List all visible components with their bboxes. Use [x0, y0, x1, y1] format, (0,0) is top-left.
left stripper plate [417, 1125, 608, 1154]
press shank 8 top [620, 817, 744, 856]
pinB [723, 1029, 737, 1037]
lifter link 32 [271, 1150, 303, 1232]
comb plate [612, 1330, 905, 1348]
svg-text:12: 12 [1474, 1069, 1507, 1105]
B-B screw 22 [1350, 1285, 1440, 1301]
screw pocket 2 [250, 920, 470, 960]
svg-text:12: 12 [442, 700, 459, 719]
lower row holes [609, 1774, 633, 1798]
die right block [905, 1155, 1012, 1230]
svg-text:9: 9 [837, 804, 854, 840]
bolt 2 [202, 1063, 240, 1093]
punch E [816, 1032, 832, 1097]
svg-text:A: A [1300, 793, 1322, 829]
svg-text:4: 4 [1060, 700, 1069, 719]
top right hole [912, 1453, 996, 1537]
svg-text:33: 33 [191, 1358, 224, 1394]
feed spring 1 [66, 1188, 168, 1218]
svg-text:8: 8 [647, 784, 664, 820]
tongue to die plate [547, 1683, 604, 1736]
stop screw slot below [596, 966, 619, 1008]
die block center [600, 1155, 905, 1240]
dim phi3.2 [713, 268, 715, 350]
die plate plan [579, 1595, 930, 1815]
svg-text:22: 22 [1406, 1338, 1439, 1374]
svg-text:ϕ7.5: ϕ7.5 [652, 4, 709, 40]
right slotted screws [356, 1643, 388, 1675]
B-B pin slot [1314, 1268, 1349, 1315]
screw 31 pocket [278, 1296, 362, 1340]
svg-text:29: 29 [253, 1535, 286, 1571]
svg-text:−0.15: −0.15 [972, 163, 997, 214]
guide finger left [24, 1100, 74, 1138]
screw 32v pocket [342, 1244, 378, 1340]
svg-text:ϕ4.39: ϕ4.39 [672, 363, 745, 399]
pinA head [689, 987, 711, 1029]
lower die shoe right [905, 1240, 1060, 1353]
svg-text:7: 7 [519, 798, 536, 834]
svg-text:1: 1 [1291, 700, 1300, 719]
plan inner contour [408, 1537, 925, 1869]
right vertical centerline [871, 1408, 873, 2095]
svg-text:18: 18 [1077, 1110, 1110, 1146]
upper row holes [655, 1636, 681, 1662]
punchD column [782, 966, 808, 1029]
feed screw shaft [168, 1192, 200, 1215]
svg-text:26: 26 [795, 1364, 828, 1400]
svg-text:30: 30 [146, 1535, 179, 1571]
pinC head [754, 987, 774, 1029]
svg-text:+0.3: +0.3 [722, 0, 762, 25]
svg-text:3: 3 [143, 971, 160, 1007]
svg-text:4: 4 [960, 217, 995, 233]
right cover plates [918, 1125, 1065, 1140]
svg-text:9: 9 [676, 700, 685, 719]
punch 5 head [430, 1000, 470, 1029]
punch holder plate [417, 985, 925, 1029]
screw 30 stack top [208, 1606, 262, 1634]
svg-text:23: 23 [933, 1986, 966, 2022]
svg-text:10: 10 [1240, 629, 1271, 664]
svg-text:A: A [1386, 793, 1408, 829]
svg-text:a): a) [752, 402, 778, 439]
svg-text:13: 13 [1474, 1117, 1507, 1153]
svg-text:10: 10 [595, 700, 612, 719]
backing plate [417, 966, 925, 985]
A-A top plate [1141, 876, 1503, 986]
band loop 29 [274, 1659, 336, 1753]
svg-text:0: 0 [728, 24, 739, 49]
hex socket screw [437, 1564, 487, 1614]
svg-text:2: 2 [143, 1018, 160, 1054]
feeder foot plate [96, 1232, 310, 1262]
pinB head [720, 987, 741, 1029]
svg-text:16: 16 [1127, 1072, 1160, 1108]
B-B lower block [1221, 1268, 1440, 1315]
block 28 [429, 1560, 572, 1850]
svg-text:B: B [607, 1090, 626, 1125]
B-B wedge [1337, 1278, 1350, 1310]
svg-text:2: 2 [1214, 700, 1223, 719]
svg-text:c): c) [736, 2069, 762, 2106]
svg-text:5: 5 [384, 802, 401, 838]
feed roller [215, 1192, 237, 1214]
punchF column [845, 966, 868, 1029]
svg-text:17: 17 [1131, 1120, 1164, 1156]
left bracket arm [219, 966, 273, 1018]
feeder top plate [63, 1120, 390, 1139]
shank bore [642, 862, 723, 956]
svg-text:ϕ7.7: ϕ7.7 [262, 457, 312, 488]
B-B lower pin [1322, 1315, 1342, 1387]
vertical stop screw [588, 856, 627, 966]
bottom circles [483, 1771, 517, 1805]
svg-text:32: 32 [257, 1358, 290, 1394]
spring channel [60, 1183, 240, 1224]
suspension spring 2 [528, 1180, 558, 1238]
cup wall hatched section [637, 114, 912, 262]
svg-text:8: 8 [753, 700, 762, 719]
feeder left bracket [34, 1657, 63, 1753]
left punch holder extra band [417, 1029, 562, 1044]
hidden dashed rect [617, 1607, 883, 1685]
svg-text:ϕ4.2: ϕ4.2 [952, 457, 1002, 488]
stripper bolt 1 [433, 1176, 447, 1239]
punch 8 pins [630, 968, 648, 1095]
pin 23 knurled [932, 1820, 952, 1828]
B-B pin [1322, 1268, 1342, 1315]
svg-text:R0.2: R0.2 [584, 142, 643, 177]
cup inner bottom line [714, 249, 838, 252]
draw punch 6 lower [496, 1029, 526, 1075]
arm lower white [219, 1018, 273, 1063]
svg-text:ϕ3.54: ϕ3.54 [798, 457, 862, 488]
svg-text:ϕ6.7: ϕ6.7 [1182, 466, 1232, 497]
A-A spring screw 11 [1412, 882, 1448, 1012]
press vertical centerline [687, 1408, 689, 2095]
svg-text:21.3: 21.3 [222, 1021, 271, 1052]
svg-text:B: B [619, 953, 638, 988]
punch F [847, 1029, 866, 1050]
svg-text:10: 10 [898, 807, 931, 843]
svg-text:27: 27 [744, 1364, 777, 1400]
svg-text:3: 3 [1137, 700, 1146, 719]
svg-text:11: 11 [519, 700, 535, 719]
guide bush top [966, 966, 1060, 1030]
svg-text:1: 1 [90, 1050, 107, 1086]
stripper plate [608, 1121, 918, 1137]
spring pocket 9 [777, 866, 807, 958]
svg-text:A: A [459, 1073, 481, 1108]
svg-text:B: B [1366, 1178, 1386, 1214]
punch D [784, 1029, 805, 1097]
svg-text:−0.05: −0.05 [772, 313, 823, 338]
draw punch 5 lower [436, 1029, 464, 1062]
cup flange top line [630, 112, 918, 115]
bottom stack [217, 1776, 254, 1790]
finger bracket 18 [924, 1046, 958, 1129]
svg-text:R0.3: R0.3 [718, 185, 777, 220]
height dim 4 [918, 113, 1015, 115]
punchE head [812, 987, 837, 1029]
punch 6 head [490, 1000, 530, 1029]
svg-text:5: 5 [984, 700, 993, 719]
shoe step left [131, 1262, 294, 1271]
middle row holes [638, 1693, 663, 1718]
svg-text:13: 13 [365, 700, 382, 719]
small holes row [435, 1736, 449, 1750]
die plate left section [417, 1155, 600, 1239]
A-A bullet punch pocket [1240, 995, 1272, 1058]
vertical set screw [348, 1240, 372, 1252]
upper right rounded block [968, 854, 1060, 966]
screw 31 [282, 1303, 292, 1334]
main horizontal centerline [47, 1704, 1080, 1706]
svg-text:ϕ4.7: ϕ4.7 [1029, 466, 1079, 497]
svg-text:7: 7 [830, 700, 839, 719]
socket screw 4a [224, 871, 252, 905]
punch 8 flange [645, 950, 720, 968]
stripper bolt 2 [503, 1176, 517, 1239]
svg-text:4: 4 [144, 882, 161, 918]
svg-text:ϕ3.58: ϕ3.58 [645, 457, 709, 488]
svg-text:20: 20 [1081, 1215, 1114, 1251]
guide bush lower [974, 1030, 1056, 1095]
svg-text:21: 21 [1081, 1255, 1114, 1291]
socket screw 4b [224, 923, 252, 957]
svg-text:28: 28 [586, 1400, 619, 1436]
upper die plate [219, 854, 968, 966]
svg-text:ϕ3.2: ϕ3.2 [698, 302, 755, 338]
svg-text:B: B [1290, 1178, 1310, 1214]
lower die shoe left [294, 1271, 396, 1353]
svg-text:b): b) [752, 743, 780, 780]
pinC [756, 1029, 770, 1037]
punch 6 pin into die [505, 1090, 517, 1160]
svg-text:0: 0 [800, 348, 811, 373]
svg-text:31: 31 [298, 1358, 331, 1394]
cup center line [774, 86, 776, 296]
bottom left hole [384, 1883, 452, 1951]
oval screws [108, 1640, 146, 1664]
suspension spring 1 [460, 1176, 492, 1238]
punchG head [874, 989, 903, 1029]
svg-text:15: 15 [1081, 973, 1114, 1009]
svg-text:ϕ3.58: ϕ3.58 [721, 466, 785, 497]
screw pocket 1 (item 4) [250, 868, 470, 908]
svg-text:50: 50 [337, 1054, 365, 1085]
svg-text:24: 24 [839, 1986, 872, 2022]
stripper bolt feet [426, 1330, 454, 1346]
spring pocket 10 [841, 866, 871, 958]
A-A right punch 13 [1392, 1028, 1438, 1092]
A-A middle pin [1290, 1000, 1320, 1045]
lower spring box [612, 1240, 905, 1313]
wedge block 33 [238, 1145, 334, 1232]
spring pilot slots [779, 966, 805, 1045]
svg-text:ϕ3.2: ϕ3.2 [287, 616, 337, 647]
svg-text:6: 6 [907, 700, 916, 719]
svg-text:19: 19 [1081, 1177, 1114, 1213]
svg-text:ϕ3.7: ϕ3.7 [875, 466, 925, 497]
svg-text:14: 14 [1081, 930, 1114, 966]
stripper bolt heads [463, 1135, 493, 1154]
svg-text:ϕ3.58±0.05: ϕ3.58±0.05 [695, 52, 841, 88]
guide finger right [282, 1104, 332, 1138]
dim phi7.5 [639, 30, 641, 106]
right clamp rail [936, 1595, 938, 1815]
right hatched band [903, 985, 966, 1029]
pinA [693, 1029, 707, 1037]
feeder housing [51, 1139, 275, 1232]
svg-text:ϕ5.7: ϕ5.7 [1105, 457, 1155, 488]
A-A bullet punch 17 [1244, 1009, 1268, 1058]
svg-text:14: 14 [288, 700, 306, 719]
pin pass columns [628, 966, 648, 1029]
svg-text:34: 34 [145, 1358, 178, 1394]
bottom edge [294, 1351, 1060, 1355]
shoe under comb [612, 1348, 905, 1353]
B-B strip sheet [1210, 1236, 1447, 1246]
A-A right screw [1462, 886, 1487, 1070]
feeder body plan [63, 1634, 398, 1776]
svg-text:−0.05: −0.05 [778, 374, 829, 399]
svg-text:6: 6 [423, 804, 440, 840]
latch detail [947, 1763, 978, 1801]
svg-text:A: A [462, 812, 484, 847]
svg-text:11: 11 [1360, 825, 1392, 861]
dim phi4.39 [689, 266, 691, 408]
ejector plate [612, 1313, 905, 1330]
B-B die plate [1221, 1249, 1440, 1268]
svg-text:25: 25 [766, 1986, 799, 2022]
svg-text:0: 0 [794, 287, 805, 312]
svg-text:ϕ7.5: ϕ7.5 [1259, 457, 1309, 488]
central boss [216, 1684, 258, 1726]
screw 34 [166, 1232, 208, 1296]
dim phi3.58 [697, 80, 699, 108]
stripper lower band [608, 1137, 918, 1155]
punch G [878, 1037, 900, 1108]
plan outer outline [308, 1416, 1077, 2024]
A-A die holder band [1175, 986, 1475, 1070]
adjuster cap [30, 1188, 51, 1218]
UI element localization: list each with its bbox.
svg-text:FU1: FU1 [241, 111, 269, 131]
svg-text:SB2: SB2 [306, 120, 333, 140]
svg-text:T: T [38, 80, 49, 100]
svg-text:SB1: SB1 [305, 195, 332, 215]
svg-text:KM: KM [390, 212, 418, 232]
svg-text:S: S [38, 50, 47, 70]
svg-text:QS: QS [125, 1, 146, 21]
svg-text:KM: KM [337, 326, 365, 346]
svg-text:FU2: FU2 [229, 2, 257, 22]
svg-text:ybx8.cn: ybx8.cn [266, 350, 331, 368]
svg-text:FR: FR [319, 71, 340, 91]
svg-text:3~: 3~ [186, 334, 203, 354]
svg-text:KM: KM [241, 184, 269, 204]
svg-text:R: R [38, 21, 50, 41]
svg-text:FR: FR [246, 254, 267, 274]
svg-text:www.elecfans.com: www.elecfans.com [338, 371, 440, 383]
##############################
### THE EXERCISE
Copy the material verbatim, from its very first line through the line that contains "pinA head [689, 987, 711, 1029]", with both of those lines included.

### THE COMPLETED TASK
List all visible components with their bboxes. Use [x0, y0, x1, y1] format, (0,0) is top-left.
left stripper plate [417, 1125, 608, 1154]
press shank 8 top [620, 817, 744, 856]
pinB [723, 1029, 737, 1037]
lifter link 32 [271, 1150, 303, 1232]
comb plate [612, 1330, 905, 1348]
svg-text:12: 12 [1474, 1069, 1507, 1105]
B-B screw 22 [1350, 1285, 1440, 1301]
screw pocket 2 [250, 920, 470, 960]
svg-text:12: 12 [442, 700, 459, 719]
lower row holes [609, 1774, 633, 1798]
die right block [905, 1155, 1012, 1230]
svg-text:9: 9 [837, 804, 854, 840]
bolt 2 [202, 1063, 240, 1093]
punch E [816, 1032, 832, 1097]
svg-text:A: A [1300, 793, 1322, 829]
svg-text:4: 4 [1060, 700, 1069, 719]
top right hole [912, 1453, 996, 1537]
svg-text:33: 33 [191, 1358, 224, 1394]
feed spring 1 [66, 1188, 168, 1218]
svg-text:8: 8 [647, 784, 664, 820]
tongue to die plate [547, 1683, 604, 1736]
stop screw slot below [596, 966, 619, 1008]
die block center [600, 1155, 905, 1240]
dim phi3.2 [713, 268, 715, 350]
die plate plan [579, 1595, 930, 1815]
svg-text:22: 22 [1406, 1338, 1439, 1374]
svg-text:ϕ7.5: ϕ7.5 [652, 4, 709, 40]
right slotted screws [356, 1643, 388, 1675]
B-B pin slot [1314, 1268, 1349, 1315]
screw 31 pocket [278, 1296, 362, 1340]
svg-text:29: 29 [253, 1535, 286, 1571]
svg-text:−0.15: −0.15 [972, 163, 997, 214]
guide finger left [24, 1100, 74, 1138]
screw 32v pocket [342, 1244, 378, 1340]
svg-text:ϕ4.39: ϕ4.39 [672, 363, 745, 399]
pinA head [689, 987, 711, 1029]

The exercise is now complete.